- [DATASET CONTENT]

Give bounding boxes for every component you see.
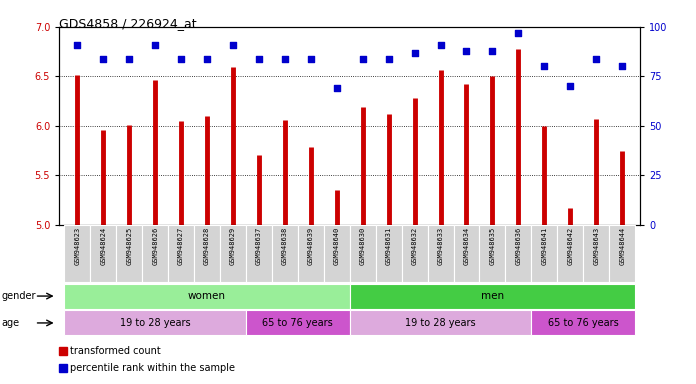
Text: women: women bbox=[188, 291, 226, 301]
Bar bbox=[90, 225, 116, 282]
Bar bbox=[64, 283, 350, 309]
Point bbox=[564, 83, 576, 89]
Point bbox=[306, 55, 317, 61]
Bar bbox=[64, 225, 90, 282]
Text: GSM948633: GSM948633 bbox=[438, 227, 443, 265]
Bar bbox=[142, 225, 168, 282]
Point bbox=[461, 48, 472, 54]
Text: gender: gender bbox=[1, 291, 36, 301]
Bar bbox=[505, 225, 531, 282]
Text: GSM948634: GSM948634 bbox=[464, 227, 470, 265]
Text: GSM948628: GSM948628 bbox=[204, 227, 210, 265]
Bar bbox=[324, 225, 350, 282]
Bar bbox=[376, 225, 402, 282]
Bar bbox=[454, 225, 480, 282]
Text: GSM948635: GSM948635 bbox=[489, 227, 496, 265]
Text: GSM948643: GSM948643 bbox=[593, 227, 599, 265]
Point bbox=[409, 50, 420, 56]
Bar bbox=[480, 225, 505, 282]
Bar bbox=[350, 310, 531, 336]
Text: age: age bbox=[1, 318, 19, 328]
Bar bbox=[194, 225, 220, 282]
Bar bbox=[427, 225, 454, 282]
Text: GSM948623: GSM948623 bbox=[74, 227, 80, 265]
Point bbox=[513, 30, 524, 36]
Point bbox=[124, 55, 135, 61]
Bar bbox=[168, 225, 194, 282]
Text: GSM948629: GSM948629 bbox=[230, 227, 236, 265]
Bar bbox=[531, 310, 635, 336]
Point bbox=[591, 55, 602, 61]
Bar bbox=[298, 225, 324, 282]
Text: 65 to 76 years: 65 to 76 years bbox=[262, 318, 333, 328]
Text: transformed count: transformed count bbox=[70, 346, 161, 356]
Point bbox=[487, 48, 498, 54]
Point bbox=[175, 55, 187, 61]
Text: GSM948625: GSM948625 bbox=[126, 227, 132, 265]
Point bbox=[331, 85, 342, 91]
Text: GSM948631: GSM948631 bbox=[386, 227, 392, 265]
Bar bbox=[350, 283, 635, 309]
Point bbox=[617, 63, 628, 70]
Point bbox=[383, 55, 394, 61]
Point bbox=[357, 55, 368, 61]
Text: GSM948636: GSM948636 bbox=[515, 227, 521, 265]
Point bbox=[72, 41, 83, 48]
Bar bbox=[557, 225, 583, 282]
Text: 65 to 76 years: 65 to 76 years bbox=[548, 318, 619, 328]
Text: GSM948642: GSM948642 bbox=[567, 227, 574, 265]
Point bbox=[228, 41, 239, 48]
Bar bbox=[583, 225, 609, 282]
Point bbox=[150, 41, 161, 48]
Text: 19 to 28 years: 19 to 28 years bbox=[405, 318, 476, 328]
Text: GSM948632: GSM948632 bbox=[411, 227, 418, 265]
Text: GSM948638: GSM948638 bbox=[282, 227, 288, 265]
Text: GSM948627: GSM948627 bbox=[178, 227, 184, 265]
Bar bbox=[609, 225, 635, 282]
Point bbox=[97, 55, 109, 61]
Bar bbox=[402, 225, 427, 282]
Text: GSM948640: GSM948640 bbox=[334, 227, 340, 265]
Text: GSM948624: GSM948624 bbox=[100, 227, 106, 265]
Point bbox=[253, 55, 264, 61]
Text: GSM948644: GSM948644 bbox=[619, 227, 625, 265]
Point bbox=[279, 55, 290, 61]
Bar bbox=[531, 225, 557, 282]
Text: GSM948630: GSM948630 bbox=[360, 227, 365, 265]
Bar bbox=[246, 310, 350, 336]
Text: GSM948626: GSM948626 bbox=[152, 227, 158, 265]
Text: men: men bbox=[481, 291, 504, 301]
Bar bbox=[272, 225, 298, 282]
Point bbox=[435, 41, 446, 48]
Text: GSM948639: GSM948639 bbox=[308, 227, 314, 265]
Point bbox=[539, 63, 550, 70]
Bar bbox=[350, 225, 376, 282]
Bar bbox=[64, 310, 246, 336]
Point bbox=[201, 55, 212, 61]
Bar bbox=[246, 225, 272, 282]
Bar bbox=[220, 225, 246, 282]
Bar bbox=[116, 225, 142, 282]
Text: 19 to 28 years: 19 to 28 years bbox=[120, 318, 191, 328]
Text: GSM948637: GSM948637 bbox=[256, 227, 262, 265]
Text: GSM948641: GSM948641 bbox=[541, 227, 547, 265]
Text: GDS4858 / 226924_at: GDS4858 / 226924_at bbox=[59, 17, 197, 30]
Text: percentile rank within the sample: percentile rank within the sample bbox=[70, 363, 235, 373]
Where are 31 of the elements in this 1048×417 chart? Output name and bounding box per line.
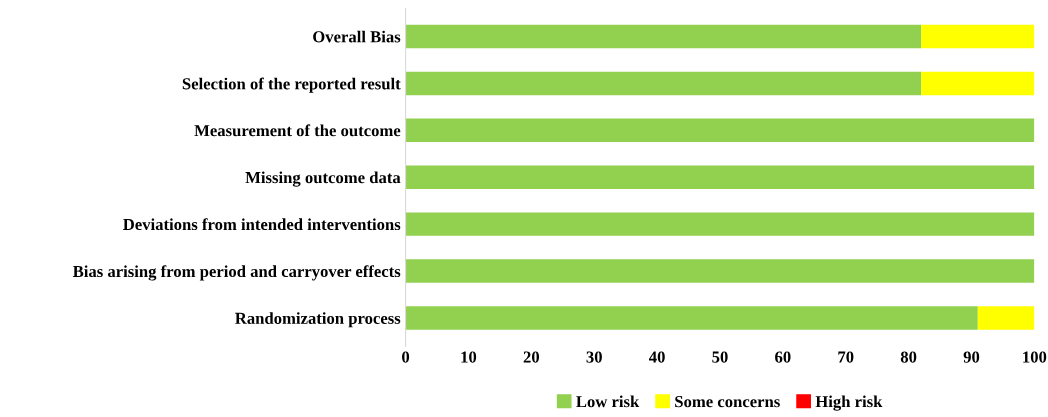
x-tick-label: 30 (586, 351, 602, 363)
x-tick-label: 40 (648, 351, 665, 363)
x-tick-label: 70 (838, 351, 854, 363)
y-tick-label: Missing outcome data (245, 171, 401, 187)
bar (921, 24, 1035, 49)
legend-label: Some concerns (675, 396, 780, 408)
bar (977, 306, 1035, 330)
y-tick-label: Measurement of the outcome (194, 124, 401, 137)
x-tick-label: 10 (461, 351, 477, 363)
y-tick-label: Overall Bias (313, 30, 401, 43)
x-tick-label: 60 (775, 351, 791, 363)
bar (405, 24, 922, 49)
x-tick-label: 20 (523, 351, 540, 363)
bar (405, 259, 1035, 283)
bar (405, 306, 978, 330)
x-tick-label: 90 (963, 351, 980, 363)
bar (405, 165, 1035, 189)
y-tick-label: Deviations from intended interventions (123, 218, 401, 231)
legend-label: Low risk (576, 395, 640, 408)
legend-label: High risk (815, 395, 883, 411)
y-tick-label: Bias arising from period and carryover effects (72, 265, 401, 281)
x-tick-label: 100 (1023, 351, 1047, 363)
bar (405, 71, 922, 96)
bar (405, 212, 1035, 236)
bar (921, 71, 1035, 96)
bar (405, 118, 1035, 143)
x-tick-label: 0 (402, 351, 410, 363)
x-tick-label: 50 (712, 351, 728, 363)
y-tick-label: Randomization process (235, 312, 401, 328)
y-tick-label: Selection of the reported result (182, 77, 401, 93)
x-tick-label: 80 (900, 351, 917, 363)
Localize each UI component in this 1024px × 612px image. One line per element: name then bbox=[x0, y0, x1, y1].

- [TO BE DONE] Copy, without any change, the lines above from the line with "Text: women: women bbox=[188, 291, 226, 301]" to the line with "Bar bbox=[505, 225, 531, 282]".

- [SOLVED EXERCISE]
Text: women: women bbox=[188, 291, 226, 301]
Bar bbox=[90, 225, 116, 282]
Bar bbox=[64, 283, 350, 309]
Point bbox=[564, 83, 576, 89]
Point bbox=[306, 55, 317, 61]
Bar bbox=[64, 225, 90, 282]
Text: GSM948633: GSM948633 bbox=[438, 227, 443, 265]
Bar bbox=[142, 225, 168, 282]
Point bbox=[461, 48, 472, 54]
Text: gender: gender bbox=[1, 291, 36, 301]
Bar bbox=[505, 225, 531, 282]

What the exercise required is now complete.